When the movie started with a lot of quick cuts and scene shifts and voiceovers at first I thought that I was being forced to watch a trailer for another stupid film which, according to a title card, was also called "Backgammon". It took the cogs in my brain a second to engage and initially I wondered about the odds of two movies both being named after the same dumb pastime when there are so many other possible titles like "Cribbage" and "Shuffleboard" and "Lawn Bowling." Then suddenly I realized that the beginning of the movie was actually a trailer for the very movie I was about to watch. My mind reeled as I tried to decide if this was a brilliant strategy, tantalizing viewers with a digested encapsulation what was to come, or if the makers just couldn't figure out how to make a separate chapter on the DVD.

This is the man selected to tell the world that everyone is going to die. Presumably because no one would care when a mob lynched him.After the trailer ends, the movie actually starts for real, although it took a while for me to realize it because the actual film is only slightly less schizophrenic. One shocking aspect which was immediately apparent was that unlike basically every other stupid movie I've reviewed to date, "Backgammon" is actually a film, as in literally recorded on film stock. I had to squint for a while before the fist-sized grains on the specially-ordered 2mm film stock finally coalesced into an image, but the simple fact that the movie wasn't filmed on a camcorder gave it a certain cachet and air of respectability which was immediately ground into dust by the director's decision to constantly shoot in some combination of slow-mo, desaturated black and white, with a tilted camera, or mounted on a perpetual motion dolly. I think the director was hoping to make a name for himself so one day he could move on to shooting music videos for third-rate rappers who get rejected from BET. Time will tell, I guess.

EXTRACTED RECORDS:
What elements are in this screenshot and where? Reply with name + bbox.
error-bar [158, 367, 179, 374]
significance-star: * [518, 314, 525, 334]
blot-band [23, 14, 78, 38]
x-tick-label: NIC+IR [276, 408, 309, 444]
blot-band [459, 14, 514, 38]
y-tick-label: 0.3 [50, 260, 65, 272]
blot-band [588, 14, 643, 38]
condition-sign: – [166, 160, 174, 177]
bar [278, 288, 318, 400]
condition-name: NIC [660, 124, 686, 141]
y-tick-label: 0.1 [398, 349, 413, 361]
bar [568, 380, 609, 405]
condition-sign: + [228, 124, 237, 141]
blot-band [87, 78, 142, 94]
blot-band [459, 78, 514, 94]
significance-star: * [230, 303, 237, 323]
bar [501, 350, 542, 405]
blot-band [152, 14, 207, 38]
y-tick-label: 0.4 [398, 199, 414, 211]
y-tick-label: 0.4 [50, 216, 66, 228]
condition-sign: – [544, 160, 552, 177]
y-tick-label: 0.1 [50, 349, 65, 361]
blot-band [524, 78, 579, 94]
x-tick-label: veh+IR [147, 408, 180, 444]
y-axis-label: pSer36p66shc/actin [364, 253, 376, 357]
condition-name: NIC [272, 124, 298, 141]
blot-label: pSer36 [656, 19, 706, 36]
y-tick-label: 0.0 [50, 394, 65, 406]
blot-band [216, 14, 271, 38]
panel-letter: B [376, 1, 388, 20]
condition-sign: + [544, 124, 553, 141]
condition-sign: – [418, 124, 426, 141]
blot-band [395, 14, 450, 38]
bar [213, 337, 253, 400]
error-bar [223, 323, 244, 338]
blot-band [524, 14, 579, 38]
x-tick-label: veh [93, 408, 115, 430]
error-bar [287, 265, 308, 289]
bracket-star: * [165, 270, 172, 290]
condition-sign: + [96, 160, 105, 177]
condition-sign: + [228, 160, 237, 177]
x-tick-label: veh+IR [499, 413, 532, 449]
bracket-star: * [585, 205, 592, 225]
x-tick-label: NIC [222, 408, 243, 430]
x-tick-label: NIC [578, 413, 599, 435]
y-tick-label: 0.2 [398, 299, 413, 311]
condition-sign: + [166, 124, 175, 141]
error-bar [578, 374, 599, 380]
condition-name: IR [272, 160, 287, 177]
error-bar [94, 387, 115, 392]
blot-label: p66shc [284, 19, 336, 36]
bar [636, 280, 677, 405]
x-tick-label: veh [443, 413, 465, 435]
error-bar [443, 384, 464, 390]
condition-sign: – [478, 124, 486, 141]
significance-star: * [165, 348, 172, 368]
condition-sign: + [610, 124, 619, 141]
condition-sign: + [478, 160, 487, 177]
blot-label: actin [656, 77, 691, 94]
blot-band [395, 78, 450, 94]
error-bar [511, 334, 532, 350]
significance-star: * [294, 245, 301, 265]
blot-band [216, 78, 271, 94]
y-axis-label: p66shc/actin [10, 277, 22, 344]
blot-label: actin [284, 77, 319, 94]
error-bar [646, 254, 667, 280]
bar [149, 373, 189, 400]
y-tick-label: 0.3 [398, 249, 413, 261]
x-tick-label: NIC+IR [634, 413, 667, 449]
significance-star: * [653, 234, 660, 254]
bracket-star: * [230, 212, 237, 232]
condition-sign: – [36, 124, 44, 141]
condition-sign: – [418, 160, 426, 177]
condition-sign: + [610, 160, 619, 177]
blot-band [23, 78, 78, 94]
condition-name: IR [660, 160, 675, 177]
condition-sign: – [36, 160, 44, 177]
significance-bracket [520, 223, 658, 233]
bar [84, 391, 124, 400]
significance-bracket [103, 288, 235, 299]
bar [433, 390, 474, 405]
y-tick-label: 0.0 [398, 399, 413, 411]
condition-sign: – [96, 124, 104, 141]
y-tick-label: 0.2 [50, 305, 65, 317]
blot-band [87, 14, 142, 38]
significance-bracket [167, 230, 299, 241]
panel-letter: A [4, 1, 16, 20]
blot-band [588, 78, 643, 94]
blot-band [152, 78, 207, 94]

PROMPT A: Which other possible titles does the writer list in the Backgammon review?
PROMPT B: Please reproduce the Backgammon review word for word, starting with "When the movie" and going on through "on the DVD.".

WRITTEN SOLUTION A: "Cribbage," "Shuffleboard" and "Lawn Bowling."

WRITTEN SOLUTION B:
When the movie started with a lot of quick cuts and scene shifts and voiceovers at first I thought that I was being forced to watch a trailer for another stupid film which, according to a title card, was also called "Backgammon". It took the cogs in my brain a second to engage and initially I wondered about the odds of two movies both being named after the same dumb pastime when there are so many other possible titles like "Cribbage" and "Shuffleboard" and "Lawn Bowling." Then suddenly I realized that the beginning of the movie was actually a trailer for the very movie I was about to watch. My mind reeled as I tried to decide if this was a brilliant strategy, tantalizing viewers with a digested encapsulation what was to come, or if the makers just couldn't figure out how to make a separate chapter on the DVD.